**Set task**
Gather each line containing the string "Keynes" from these entries.

— Start of Input rows —

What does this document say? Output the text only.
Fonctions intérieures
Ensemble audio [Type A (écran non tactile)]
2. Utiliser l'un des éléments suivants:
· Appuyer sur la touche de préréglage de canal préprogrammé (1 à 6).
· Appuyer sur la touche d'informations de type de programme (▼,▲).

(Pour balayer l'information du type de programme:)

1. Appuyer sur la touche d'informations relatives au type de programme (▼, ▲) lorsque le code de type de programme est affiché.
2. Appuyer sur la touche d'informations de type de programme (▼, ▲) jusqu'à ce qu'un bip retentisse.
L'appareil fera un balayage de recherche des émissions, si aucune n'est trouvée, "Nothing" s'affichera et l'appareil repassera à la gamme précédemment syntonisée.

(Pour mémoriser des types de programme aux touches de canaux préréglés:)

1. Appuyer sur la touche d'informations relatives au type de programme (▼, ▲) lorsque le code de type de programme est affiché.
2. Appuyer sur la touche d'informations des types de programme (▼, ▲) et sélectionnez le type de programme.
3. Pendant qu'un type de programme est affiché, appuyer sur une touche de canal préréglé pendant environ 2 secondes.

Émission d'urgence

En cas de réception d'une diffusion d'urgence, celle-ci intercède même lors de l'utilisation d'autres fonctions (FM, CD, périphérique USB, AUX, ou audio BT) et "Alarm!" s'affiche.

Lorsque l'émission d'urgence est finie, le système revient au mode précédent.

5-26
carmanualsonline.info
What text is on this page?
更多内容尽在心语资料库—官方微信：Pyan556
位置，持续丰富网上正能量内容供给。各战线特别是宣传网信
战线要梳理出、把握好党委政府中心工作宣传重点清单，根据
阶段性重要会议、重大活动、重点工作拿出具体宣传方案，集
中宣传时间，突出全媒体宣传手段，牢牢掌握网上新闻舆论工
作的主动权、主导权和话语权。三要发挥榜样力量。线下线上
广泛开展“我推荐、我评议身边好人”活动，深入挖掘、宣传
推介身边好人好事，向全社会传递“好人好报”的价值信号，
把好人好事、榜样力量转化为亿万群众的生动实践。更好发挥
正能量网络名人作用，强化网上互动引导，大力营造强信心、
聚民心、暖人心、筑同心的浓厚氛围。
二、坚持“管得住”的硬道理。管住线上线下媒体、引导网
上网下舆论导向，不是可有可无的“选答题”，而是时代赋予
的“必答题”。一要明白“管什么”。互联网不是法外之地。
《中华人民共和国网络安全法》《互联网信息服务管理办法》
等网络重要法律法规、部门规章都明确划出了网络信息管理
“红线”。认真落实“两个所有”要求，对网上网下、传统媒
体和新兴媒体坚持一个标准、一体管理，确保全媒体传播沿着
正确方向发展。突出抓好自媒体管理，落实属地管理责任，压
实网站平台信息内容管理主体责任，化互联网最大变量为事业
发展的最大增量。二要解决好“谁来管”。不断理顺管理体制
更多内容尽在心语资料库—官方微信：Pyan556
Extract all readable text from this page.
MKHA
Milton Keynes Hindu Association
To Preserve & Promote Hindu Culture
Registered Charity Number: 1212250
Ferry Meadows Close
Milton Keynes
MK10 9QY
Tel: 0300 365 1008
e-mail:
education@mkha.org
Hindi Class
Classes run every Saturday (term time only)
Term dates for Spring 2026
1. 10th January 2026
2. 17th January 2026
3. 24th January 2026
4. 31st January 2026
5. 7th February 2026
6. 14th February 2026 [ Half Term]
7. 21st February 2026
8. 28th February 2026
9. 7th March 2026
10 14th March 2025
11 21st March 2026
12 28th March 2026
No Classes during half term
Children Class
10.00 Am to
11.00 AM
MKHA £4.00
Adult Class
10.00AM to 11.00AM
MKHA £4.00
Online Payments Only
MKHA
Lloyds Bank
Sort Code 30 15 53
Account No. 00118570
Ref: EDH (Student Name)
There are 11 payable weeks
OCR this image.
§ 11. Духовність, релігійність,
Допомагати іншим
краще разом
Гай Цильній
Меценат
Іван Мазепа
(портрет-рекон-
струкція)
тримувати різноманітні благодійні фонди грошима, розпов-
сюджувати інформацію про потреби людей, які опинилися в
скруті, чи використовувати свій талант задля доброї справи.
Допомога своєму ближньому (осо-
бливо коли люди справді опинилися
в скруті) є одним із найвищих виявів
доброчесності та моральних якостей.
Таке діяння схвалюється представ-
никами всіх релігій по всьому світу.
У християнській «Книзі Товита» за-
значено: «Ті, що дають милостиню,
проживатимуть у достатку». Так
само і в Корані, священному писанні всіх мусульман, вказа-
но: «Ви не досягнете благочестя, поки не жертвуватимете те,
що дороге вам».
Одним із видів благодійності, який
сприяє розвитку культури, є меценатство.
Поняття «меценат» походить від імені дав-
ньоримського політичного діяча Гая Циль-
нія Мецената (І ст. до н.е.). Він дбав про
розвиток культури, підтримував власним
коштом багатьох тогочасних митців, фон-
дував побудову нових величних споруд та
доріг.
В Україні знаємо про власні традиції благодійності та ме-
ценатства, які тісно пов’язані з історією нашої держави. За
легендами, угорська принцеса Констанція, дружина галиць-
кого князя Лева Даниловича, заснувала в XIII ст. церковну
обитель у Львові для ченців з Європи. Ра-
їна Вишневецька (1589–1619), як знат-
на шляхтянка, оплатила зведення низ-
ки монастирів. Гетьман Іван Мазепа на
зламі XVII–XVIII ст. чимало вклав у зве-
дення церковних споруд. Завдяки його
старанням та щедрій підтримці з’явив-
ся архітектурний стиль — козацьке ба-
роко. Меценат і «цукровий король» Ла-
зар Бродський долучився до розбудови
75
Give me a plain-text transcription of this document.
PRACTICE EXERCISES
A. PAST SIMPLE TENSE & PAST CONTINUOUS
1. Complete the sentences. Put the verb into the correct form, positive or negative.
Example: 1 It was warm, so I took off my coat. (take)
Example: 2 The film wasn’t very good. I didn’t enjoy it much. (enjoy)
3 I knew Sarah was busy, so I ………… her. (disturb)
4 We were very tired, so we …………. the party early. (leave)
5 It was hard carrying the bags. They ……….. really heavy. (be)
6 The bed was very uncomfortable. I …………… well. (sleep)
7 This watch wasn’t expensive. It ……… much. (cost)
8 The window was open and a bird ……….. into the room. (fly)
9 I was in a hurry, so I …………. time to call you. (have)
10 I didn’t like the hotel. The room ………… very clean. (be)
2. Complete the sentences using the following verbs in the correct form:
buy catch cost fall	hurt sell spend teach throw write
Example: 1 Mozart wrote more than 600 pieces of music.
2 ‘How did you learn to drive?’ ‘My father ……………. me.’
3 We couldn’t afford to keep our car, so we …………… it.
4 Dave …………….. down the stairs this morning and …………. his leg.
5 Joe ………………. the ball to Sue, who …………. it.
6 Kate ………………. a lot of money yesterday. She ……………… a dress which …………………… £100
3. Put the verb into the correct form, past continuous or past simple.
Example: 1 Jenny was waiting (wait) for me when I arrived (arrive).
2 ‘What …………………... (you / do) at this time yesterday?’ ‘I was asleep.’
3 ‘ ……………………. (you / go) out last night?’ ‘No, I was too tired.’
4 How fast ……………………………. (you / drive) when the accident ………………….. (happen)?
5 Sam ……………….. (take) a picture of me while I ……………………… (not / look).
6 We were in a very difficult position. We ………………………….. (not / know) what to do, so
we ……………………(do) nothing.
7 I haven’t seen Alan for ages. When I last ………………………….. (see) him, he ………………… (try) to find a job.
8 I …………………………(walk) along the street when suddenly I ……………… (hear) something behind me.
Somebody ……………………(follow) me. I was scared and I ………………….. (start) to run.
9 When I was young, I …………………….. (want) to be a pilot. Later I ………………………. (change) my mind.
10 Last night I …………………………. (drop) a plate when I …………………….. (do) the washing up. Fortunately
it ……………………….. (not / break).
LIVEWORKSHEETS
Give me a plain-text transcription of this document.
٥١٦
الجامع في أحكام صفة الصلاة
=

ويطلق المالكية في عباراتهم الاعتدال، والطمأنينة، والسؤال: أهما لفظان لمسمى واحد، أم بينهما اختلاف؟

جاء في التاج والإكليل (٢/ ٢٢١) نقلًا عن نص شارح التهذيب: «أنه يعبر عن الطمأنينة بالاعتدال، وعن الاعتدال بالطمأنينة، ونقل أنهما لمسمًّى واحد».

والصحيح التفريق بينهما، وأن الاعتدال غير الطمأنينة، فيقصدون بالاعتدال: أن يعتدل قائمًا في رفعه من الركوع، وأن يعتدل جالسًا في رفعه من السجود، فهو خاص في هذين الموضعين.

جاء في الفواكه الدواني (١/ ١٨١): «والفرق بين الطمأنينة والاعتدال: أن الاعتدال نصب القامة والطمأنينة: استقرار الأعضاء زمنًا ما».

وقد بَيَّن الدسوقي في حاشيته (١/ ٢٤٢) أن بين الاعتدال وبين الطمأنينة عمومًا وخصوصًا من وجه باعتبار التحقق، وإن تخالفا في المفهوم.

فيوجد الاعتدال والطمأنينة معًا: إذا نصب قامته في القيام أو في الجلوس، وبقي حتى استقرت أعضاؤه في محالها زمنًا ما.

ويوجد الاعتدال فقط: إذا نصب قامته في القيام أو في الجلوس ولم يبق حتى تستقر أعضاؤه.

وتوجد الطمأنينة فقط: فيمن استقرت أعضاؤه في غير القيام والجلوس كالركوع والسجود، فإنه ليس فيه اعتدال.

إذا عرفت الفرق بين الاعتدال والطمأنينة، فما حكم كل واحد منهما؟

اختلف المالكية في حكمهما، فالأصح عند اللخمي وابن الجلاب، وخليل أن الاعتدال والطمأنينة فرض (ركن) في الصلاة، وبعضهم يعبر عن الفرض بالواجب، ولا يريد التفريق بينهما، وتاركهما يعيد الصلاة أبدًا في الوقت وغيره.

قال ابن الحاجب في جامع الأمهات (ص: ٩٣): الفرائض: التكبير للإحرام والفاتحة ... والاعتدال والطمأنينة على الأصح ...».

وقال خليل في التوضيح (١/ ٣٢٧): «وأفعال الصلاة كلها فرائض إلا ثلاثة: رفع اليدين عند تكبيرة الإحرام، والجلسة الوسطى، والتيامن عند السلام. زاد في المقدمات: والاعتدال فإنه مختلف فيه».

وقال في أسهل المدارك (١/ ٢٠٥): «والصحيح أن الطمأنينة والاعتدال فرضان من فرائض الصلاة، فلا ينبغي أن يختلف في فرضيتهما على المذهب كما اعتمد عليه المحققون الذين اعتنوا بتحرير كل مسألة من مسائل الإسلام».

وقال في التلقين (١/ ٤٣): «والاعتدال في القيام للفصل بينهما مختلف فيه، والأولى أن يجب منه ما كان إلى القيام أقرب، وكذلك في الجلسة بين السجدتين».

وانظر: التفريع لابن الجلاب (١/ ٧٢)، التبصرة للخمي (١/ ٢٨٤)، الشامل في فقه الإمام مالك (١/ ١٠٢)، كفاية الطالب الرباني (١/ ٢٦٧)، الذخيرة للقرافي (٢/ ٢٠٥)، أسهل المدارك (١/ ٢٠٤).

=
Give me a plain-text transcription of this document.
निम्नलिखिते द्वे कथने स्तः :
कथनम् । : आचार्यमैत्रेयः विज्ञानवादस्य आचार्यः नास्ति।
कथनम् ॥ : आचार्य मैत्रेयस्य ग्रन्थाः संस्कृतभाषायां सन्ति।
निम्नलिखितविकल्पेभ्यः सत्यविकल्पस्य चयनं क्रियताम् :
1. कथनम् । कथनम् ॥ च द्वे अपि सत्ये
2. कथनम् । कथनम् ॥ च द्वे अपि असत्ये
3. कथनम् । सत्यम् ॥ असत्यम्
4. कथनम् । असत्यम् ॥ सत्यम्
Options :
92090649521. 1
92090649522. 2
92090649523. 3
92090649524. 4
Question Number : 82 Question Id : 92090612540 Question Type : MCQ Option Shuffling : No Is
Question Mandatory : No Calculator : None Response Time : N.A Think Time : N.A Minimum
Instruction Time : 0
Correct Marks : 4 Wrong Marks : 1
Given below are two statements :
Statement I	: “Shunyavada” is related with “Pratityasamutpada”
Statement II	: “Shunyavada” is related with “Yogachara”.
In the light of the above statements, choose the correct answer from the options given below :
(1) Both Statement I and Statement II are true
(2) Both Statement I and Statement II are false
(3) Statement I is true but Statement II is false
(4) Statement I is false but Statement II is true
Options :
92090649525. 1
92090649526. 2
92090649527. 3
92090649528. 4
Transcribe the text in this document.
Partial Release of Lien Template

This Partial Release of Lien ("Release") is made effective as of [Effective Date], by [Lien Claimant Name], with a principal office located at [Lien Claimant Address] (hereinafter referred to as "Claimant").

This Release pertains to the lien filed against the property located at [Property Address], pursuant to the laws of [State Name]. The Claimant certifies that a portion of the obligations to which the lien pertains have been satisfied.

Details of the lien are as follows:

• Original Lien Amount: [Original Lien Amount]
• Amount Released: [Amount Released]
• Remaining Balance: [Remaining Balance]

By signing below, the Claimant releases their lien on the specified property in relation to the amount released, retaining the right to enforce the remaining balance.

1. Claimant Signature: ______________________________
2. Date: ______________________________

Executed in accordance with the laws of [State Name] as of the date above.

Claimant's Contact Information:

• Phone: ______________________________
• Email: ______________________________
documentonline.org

— End of Input rows —

**Task answer**
Milton Keynes Hindu Association
Milton Keynes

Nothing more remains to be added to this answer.